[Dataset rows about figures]
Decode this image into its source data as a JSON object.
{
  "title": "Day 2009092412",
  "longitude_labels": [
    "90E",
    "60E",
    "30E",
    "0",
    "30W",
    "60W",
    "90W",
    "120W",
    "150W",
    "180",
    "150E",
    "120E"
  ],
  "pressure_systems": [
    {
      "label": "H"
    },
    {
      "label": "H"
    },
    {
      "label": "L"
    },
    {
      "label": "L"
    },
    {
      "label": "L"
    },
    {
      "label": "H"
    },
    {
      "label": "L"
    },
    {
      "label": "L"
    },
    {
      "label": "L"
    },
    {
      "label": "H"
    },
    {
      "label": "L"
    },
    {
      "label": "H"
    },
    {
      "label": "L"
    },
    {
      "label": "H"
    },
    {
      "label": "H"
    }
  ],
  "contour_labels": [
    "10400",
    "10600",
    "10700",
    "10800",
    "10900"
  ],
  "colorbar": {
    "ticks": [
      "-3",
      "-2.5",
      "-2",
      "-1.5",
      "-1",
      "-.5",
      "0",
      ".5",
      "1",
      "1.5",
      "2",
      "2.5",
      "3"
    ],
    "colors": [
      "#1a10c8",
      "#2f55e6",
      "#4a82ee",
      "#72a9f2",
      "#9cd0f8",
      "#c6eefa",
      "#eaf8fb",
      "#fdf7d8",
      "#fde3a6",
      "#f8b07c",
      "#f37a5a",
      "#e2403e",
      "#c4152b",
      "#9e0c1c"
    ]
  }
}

**Required work**
Every record shown above must be echoed exactly.

**Solution to this exercise**
Decode this image into its source data as a JSON object.
{
  "title": "Day 2009092412",
  "longitude_labels": [
    "90E",
    "60E",
    "30E",
    "0",
    "30W",
    "60W",
    "90W",
    "120W",
    "150W",
    "180",
    "150E",
    "120E"
  ],
  "pressure_systems": [
    {
      "label": "H"
    },
    {
      "label": "H"
    },
    {
      "label": "L"
    },
    {
      "label": "L"
    },
    {
      "label": "L"
    },
    {
      "label": "H"
    },
    {
      "label": "L"
    },
    {
      "label": "L"
    },
    {
      "label": "L"
    },
    {
      "label": "H"
    },
    {
      "label": "L"
    },
    {
      "label": "H"
    },
    {
      "label": "L"
    },
    {
      "label": "H"
    },
    {
      "label": "H"
    }
  ],
  "contour_labels": [
    "10400",
    "10600",
    "10700",
    "10800",
    "10900"
  ],
  "colorbar": {
    "ticks": [
      "-3",
      "-2.5",
      "-2",
      "-1.5",
      "-1",
      "-.5",
      "0",
      ".5",
      "1",
      "1.5",
      "2",
      "2.5",
      "3"
    ],
    "colors": [
      "#1a10c8",
      "#2f55e6",
      "#4a82ee",
      "#72a9f2",
      "#9cd0f8",
      "#c6eefa",
      "#eaf8fb",
      "#fdf7d8",
      "#fde3a6",
      "#f8b07c",
      "#f37a5a",
      "#e2403e",
      "#c4152b",
      "#9e0c1c"
    ]
  }
}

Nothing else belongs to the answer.